» Problem statement:
Output every entry exactly as written, skipping any pictures.

» Dataset records:

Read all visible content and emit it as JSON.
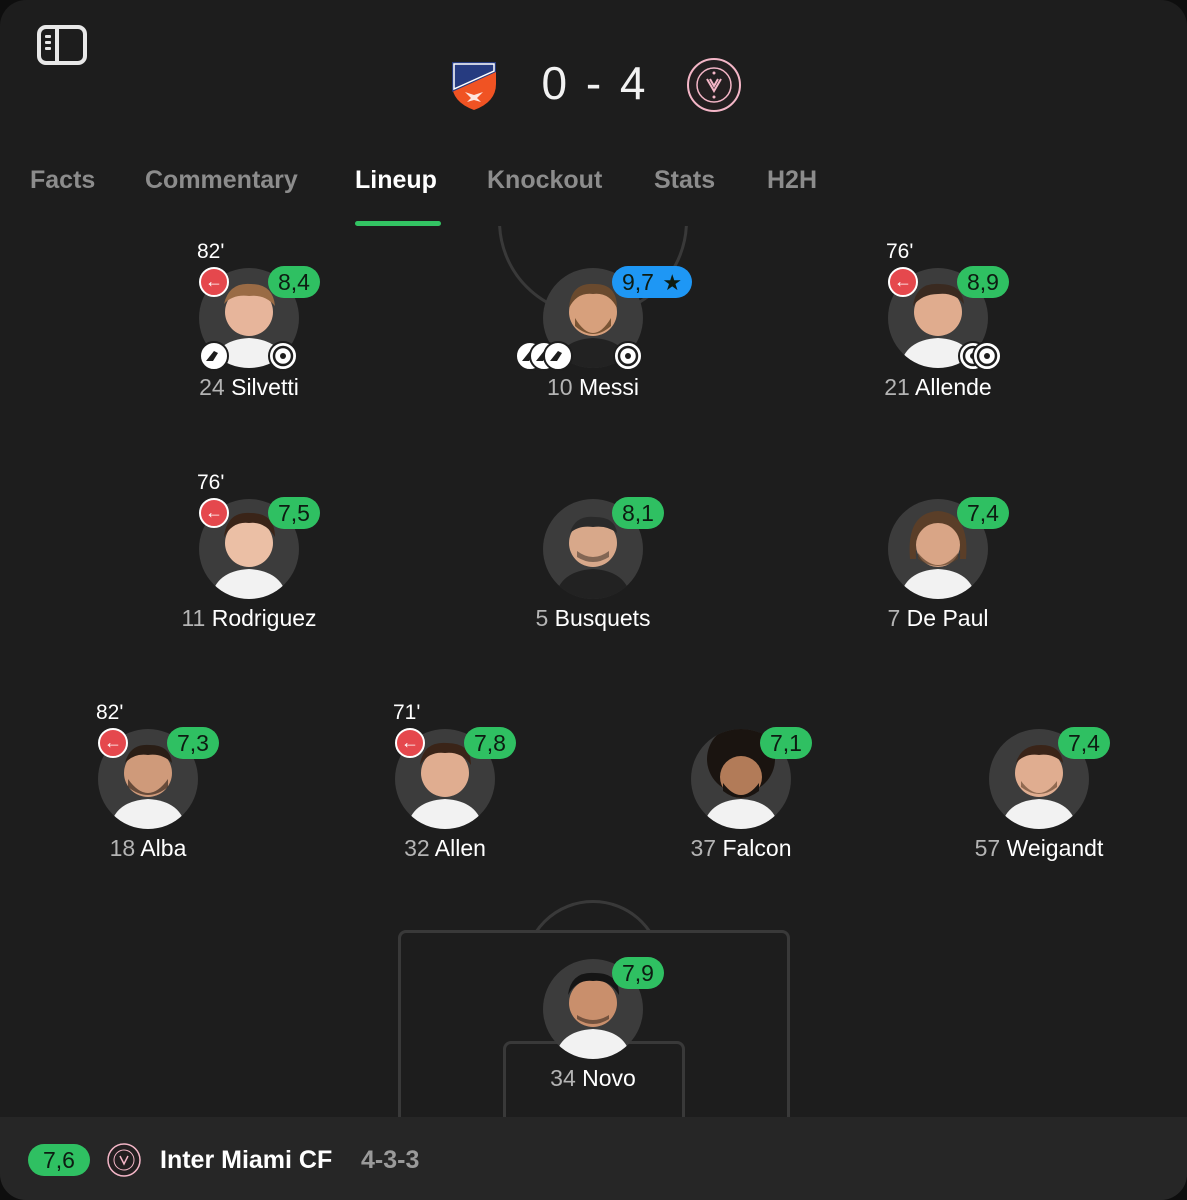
{
  "header": {
    "score": "0 - 4",
    "home_team_icon": "fc-cincinnati-crest-icon",
    "away_team_icon": "inter-miami-crest-icon",
    "home_crest_text": "FC CINCINNATI",
    "away_crest_text": "CLUB INTERNACIONAL DE FÚTBOL MIAMI MMXVIII"
  },
  "tabs": [
    {
      "label": "Facts"
    },
    {
      "label": "Commentary"
    },
    {
      "label": "Lineup",
      "active": true
    },
    {
      "label": "Knockout"
    },
    {
      "label": "Stats"
    },
    {
      "label": "H2H"
    }
  ],
  "players": [
    {
      "number": "24",
      "name": "Silvetti",
      "rating": "8,4",
      "sub_minute": "82'",
      "events": [
        "assist-boot-icon",
        "goal-ball-icon"
      ]
    },
    {
      "number": "10",
      "name": "Messi",
      "rating": "9,7",
      "top_rated": true,
      "events": [
        "assist-boot-icon",
        "assist-boot-icon",
        "assist-boot-icon",
        "goal-ball-icon"
      ]
    },
    {
      "number": "21",
      "name": "Allende",
      "rating": "8,9",
      "sub_minute": "76'",
      "events": [
        "goal-ball-icon",
        "goal-ball-icon"
      ]
    },
    {
      "number": "11",
      "name": "Rodriguez",
      "rating": "7,5",
      "sub_minute": "76'"
    },
    {
      "number": "5",
      "name": "Busquets",
      "rating": "8,1"
    },
    {
      "number": "7",
      "name": "De Paul",
      "rating": "7,4"
    },
    {
      "number": "18",
      "name": "Alba",
      "rating": "7,3",
      "sub_minute": "82'"
    },
    {
      "number": "32",
      "name": "Allen",
      "rating": "7,8",
      "sub_minute": "71'"
    },
    {
      "number": "37",
      "name": "Falcon",
      "rating": "7,1"
    },
    {
      "number": "57",
      "name": "Weigandt",
      "rating": "7,4"
    },
    {
      "number": "34",
      "name": "Novo",
      "rating": "7,9"
    }
  ],
  "footer": {
    "team_rating": "7,6",
    "team_name": "Inter Miami CF",
    "formation": "4-3-3",
    "crest_icon": "inter-miami-crest-icon"
  },
  "colors": {
    "rating_green": "#2fc062",
    "top_rated_blue": "#1e97f5",
    "sub_off_red": "#e5484d",
    "tab_underline": "#33c463",
    "background": "#1d1d1d"
  }
}
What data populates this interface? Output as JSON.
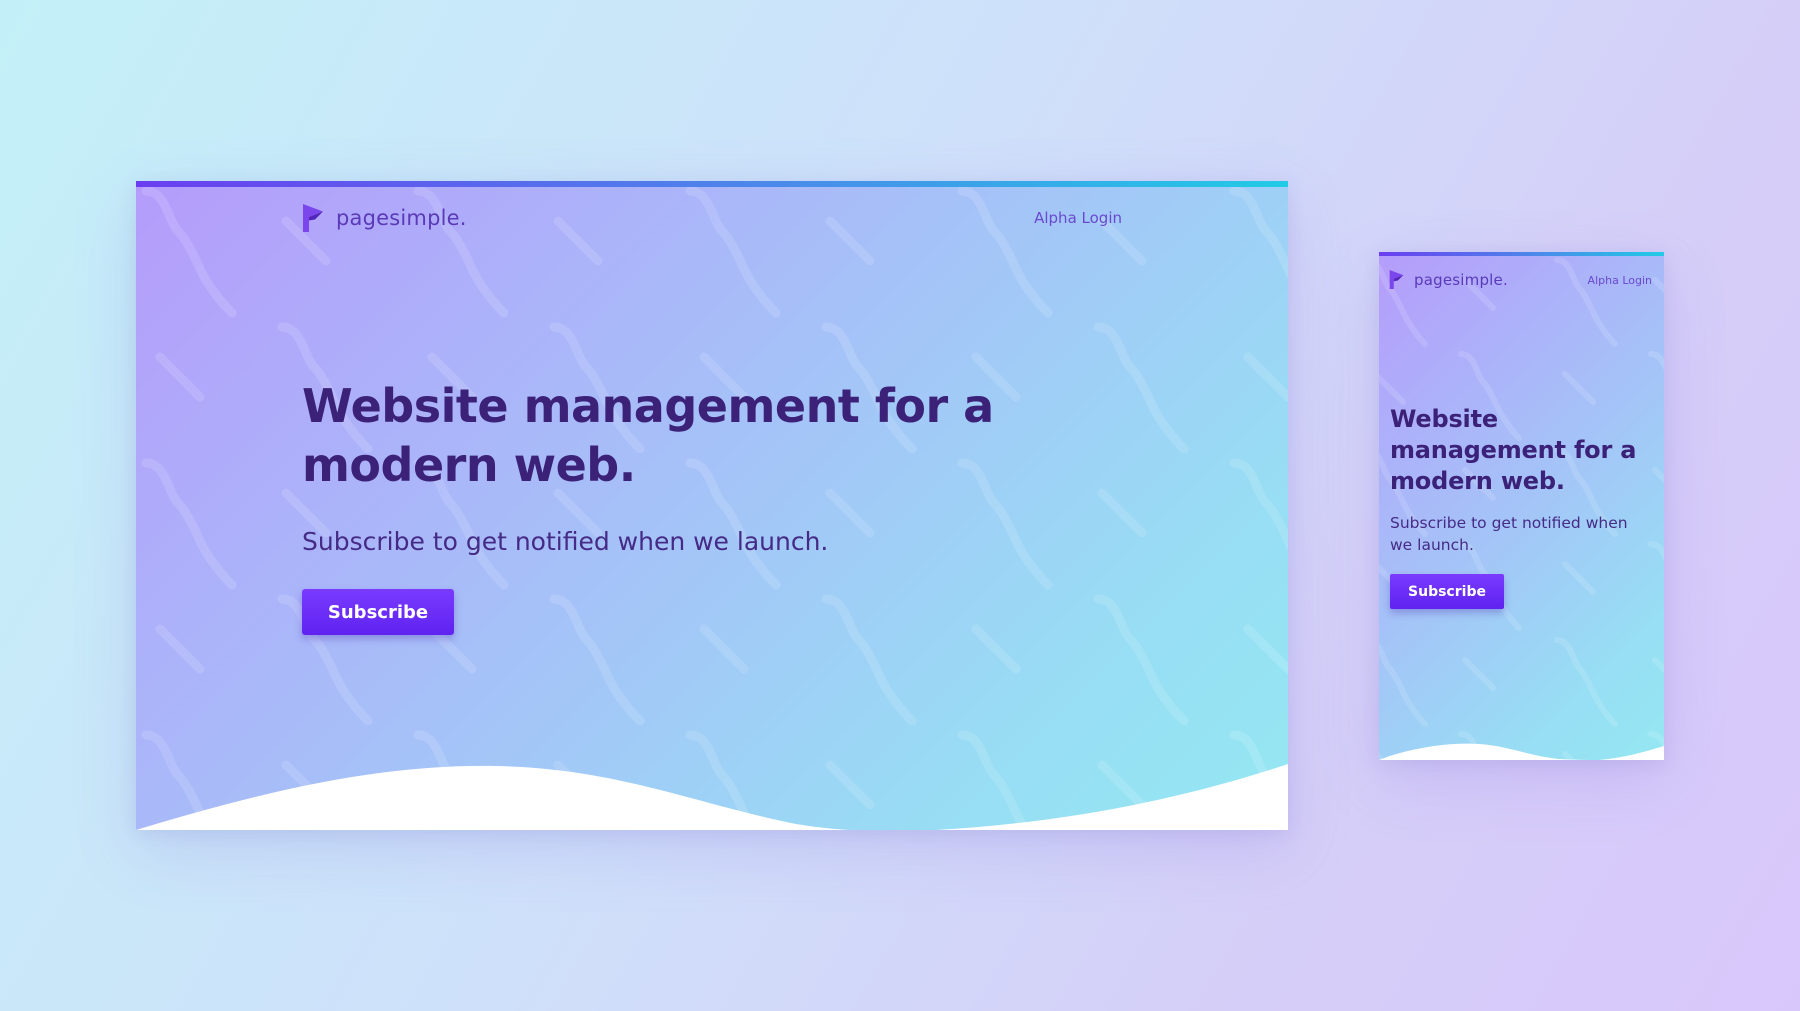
{
  "brand": {
    "name": "pagesimple.",
    "logo_icon": "pagesimple-flag-logo-icon"
  },
  "nav": {
    "login_label": "Alpha Login"
  },
  "hero": {
    "title": "Website management for a modern web.",
    "subtitle": "Subscribe to get notified when we launch.",
    "cta_label": "Subscribe"
  },
  "colors": {
    "brand_purple": "#5a3ab8",
    "heading": "#3b2178",
    "button": "#6a2cf8",
    "bar_start": "#6a3ef0",
    "bar_end": "#21cbe6"
  }
}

» Reply:
Read all visible content and emit it as JSON.
{
  "header": {
    "score": "0 - 4",
    "home_team_icon": "fc-cincinnati-crest-icon",
    "away_team_icon": "inter-miami-crest-icon",
    "home_crest_text": "FC CINCINNATI",
    "away_crest_text": "CLUB INTERNACIONAL DE FÚTBOL MIAMI MMXVIII"
  },
  "tabs": [
    {
      "label": "Facts"
    },
    {
      "label": "Commentary"
    },
    {
      "label": "Lineup",
      "active": true
    },
    {
      "label": "Knockout"
    },
    {
      "label": "Stats"
    },
    {
      "label": "H2H"
    }
  ],
  "players": [
    {
      "number": "24",
      "name": "Silvetti",
      "rating": "8,4",
      "sub_minute": "82'",
      "events": [
        "assist-boot-icon",
        "goal-ball-icon"
      ]
    },
    {
      "number": "10",
      "name": "Messi",
      "rating": "9,7",
      "top_rated": true,
      "events": [
        "assist-boot-icon",
        "assist-boot-icon",
        "assist-boot-icon",
        "goal-ball-icon"
      ]
    },
    {
      "number": "21",
      "name": "Allende",
      "rating": "8,9",
      "sub_minute": "76'",
      "events": [
        "goal-ball-icon",
        "goal-ball-icon"
      ]
    },
    {
      "number": "11",
      "name": "Rodriguez",
      "rating": "7,5",
      "sub_minute": "76'"
    },
    {
      "number": "5",
      "name": "Busquets",
      "rating": "8,1"
    },
    {
      "number": "7",
      "name": "De Paul",
      "rating": "7,4"
    },
    {
      "number": "18",
      "name": "Alba",
      "rating": "7,3",
      "sub_minute": "82'"
    },
    {
      "number": "32",
      "name": "Allen",
      "rating": "7,8",
      "sub_minute": "71'"
    },
    {
      "number": "37",
      "name": "Falcon",
      "rating": "7,1"
    },
    {
      "number": "57",
      "name": "Weigandt",
      "rating": "7,4"
    },
    {
      "number": "34",
      "name": "Novo",
      "rating": "7,9"
    }
  ],
  "footer": {
    "team_rating": "7,6",
    "team_name": "Inter Miami CF",
    "formation": "4-3-3",
    "crest_icon": "inter-miami-crest-icon"
  },
  "colors": {
    "rating_green": "#2fc062",
    "top_rated_blue": "#1e97f5",
    "sub_off_red": "#e5484d",
    "tab_underline": "#33c463",
    "background": "#1d1d1d"
  }
}
What data populates this interface? Output as JSON.
{
  "brand": {
    "name": "pagesimple.",
    "logo_icon": "pagesimple-flag-logo-icon"
  },
  "nav": {
    "login_label": "Alpha Login"
  },
  "hero": {
    "title": "Website management for a modern web.",
    "subtitle": "Subscribe to get notified when we launch.",
    "cta_label": "Subscribe"
  },
  "colors": {
    "brand_purple": "#5a3ab8",
    "heading": "#3b2178",
    "button": "#6a2cf8",
    "bar_start": "#6a3ef0",
    "bar_end": "#21cbe6"
  }
}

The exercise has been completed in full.